▶ [Dataset records]:
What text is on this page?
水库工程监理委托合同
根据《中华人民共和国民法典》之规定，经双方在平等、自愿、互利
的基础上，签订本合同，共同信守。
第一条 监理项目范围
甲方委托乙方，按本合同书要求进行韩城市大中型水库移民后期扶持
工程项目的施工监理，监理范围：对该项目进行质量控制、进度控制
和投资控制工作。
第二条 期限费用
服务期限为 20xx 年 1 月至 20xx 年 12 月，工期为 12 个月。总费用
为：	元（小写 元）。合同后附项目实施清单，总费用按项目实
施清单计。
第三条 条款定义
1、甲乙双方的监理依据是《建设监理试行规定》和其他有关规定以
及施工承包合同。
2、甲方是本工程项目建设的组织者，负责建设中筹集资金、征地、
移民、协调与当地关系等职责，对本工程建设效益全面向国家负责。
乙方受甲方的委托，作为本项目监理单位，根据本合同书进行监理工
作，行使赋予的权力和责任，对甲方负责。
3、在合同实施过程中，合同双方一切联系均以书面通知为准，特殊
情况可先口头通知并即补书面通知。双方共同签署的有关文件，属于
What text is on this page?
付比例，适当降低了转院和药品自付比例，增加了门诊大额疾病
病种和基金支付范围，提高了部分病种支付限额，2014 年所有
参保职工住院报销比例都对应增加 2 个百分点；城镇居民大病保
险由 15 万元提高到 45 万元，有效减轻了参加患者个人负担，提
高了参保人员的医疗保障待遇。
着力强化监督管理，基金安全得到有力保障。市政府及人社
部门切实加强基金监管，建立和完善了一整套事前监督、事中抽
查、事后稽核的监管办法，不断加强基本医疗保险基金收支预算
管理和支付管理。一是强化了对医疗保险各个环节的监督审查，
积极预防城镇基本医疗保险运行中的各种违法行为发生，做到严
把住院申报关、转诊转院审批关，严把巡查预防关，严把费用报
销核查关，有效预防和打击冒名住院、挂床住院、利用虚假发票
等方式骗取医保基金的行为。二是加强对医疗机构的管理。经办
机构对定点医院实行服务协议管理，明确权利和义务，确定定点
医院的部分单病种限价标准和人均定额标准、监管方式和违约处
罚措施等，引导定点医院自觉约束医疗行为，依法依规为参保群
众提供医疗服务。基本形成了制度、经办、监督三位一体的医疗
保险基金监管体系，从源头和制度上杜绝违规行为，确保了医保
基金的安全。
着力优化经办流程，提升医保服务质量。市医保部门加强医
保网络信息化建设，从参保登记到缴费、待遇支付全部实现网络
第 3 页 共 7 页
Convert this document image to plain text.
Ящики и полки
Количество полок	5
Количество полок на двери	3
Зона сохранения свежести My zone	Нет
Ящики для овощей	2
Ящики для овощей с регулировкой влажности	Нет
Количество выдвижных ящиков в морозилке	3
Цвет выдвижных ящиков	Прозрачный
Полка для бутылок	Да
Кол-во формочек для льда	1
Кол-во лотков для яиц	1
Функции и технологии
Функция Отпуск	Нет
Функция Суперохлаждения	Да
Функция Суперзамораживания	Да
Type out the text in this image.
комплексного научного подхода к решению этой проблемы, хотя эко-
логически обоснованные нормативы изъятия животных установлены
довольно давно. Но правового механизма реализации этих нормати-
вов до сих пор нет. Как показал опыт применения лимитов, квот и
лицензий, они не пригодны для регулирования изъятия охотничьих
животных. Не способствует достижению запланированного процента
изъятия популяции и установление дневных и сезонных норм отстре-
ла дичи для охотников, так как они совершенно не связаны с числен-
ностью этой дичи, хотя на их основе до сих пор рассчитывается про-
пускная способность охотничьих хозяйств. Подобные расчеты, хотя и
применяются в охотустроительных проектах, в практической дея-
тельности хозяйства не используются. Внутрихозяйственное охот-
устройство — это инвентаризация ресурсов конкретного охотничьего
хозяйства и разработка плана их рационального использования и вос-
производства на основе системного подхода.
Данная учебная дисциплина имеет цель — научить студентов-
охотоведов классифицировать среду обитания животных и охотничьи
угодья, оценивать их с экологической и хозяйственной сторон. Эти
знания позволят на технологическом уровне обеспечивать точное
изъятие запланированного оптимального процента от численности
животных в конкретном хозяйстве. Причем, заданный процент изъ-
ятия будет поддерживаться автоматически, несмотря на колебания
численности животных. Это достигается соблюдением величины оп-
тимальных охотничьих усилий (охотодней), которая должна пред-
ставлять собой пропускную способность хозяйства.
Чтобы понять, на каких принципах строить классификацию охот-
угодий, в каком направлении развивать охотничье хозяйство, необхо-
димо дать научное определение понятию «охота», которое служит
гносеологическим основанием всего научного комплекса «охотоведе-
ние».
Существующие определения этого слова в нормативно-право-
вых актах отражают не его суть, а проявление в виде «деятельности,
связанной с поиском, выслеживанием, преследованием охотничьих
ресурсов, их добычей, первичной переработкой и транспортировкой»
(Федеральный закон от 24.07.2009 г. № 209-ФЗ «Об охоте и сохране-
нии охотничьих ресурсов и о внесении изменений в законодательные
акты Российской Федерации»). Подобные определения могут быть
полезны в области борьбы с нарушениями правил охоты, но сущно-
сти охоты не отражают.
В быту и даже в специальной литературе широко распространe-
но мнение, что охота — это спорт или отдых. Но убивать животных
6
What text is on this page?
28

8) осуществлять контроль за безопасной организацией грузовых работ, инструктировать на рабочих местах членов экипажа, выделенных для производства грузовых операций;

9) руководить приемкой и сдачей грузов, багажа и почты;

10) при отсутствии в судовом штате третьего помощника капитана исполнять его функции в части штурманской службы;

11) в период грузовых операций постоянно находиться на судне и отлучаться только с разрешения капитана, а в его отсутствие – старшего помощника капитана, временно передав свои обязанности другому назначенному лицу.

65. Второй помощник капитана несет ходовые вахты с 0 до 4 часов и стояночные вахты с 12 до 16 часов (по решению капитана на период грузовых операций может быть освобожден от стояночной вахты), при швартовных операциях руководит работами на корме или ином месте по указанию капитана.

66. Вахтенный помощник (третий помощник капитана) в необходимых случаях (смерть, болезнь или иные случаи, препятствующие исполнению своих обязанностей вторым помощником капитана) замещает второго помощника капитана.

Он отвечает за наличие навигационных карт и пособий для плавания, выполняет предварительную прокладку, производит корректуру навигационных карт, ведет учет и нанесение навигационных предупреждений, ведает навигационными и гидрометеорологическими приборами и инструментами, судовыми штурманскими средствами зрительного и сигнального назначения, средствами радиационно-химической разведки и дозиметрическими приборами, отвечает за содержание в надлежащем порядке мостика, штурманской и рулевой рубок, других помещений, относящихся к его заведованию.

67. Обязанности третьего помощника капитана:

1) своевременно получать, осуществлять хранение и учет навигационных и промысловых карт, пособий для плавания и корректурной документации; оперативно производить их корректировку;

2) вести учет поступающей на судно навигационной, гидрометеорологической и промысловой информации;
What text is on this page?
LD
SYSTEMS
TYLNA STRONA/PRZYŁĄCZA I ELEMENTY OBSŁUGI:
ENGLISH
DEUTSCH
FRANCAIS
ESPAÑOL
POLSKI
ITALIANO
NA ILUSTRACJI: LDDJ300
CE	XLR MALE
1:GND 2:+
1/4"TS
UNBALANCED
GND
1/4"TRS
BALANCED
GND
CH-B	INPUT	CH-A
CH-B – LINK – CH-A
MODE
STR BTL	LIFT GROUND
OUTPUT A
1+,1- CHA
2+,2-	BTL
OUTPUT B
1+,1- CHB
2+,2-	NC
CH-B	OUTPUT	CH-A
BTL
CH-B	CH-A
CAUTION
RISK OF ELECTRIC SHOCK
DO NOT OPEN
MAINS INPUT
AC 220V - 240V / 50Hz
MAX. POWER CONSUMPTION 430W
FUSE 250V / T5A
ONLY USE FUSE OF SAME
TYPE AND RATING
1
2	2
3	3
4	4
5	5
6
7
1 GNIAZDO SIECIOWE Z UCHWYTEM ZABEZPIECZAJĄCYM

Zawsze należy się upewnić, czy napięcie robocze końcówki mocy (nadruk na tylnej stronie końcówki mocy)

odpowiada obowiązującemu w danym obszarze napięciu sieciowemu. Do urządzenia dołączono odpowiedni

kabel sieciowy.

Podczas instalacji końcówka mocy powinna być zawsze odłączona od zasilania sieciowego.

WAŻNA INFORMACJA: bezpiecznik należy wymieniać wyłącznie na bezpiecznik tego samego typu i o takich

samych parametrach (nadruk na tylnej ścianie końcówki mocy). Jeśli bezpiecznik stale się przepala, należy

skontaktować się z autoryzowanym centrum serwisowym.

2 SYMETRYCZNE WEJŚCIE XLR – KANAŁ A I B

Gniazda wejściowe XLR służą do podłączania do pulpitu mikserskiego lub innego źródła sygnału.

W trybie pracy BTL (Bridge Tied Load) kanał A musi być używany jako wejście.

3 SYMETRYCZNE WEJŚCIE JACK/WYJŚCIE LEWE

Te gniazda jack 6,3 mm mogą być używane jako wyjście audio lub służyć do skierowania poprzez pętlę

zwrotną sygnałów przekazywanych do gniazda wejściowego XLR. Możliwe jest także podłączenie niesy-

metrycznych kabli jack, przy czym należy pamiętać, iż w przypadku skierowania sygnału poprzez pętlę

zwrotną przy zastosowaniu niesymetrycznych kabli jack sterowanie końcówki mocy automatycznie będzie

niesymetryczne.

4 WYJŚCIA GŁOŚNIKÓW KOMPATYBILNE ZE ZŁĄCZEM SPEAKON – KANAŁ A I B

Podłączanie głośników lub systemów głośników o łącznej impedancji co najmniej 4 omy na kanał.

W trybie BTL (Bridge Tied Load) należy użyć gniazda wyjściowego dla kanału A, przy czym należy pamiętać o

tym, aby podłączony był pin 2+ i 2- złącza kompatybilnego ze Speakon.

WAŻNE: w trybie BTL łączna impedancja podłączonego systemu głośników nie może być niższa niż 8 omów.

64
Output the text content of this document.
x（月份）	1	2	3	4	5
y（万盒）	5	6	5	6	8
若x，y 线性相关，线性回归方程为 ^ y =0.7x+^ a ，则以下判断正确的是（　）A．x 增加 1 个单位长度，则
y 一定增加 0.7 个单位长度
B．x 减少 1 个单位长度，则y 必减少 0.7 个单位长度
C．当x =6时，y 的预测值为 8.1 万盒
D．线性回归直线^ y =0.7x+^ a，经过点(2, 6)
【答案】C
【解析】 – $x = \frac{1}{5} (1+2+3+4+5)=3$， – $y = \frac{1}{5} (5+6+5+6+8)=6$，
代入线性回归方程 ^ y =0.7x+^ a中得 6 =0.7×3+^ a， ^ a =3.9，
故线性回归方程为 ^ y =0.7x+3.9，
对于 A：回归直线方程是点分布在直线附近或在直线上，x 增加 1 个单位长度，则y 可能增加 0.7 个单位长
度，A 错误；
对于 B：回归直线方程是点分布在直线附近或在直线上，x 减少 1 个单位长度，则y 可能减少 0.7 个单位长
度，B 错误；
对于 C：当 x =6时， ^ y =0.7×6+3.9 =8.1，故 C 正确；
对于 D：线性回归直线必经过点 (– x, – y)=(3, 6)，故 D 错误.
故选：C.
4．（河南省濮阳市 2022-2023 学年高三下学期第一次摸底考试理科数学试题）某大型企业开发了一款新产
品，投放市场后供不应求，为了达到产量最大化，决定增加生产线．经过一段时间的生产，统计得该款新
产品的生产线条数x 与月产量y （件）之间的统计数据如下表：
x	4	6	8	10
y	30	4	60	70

▶ [Problem to work on]: In the records above, locate every line with the string "основе" and copy it.

▶ [Response]:
ностью этой дичи, хотя на их основе до сих пор рассчитывается про-
производства на основе системного подхода.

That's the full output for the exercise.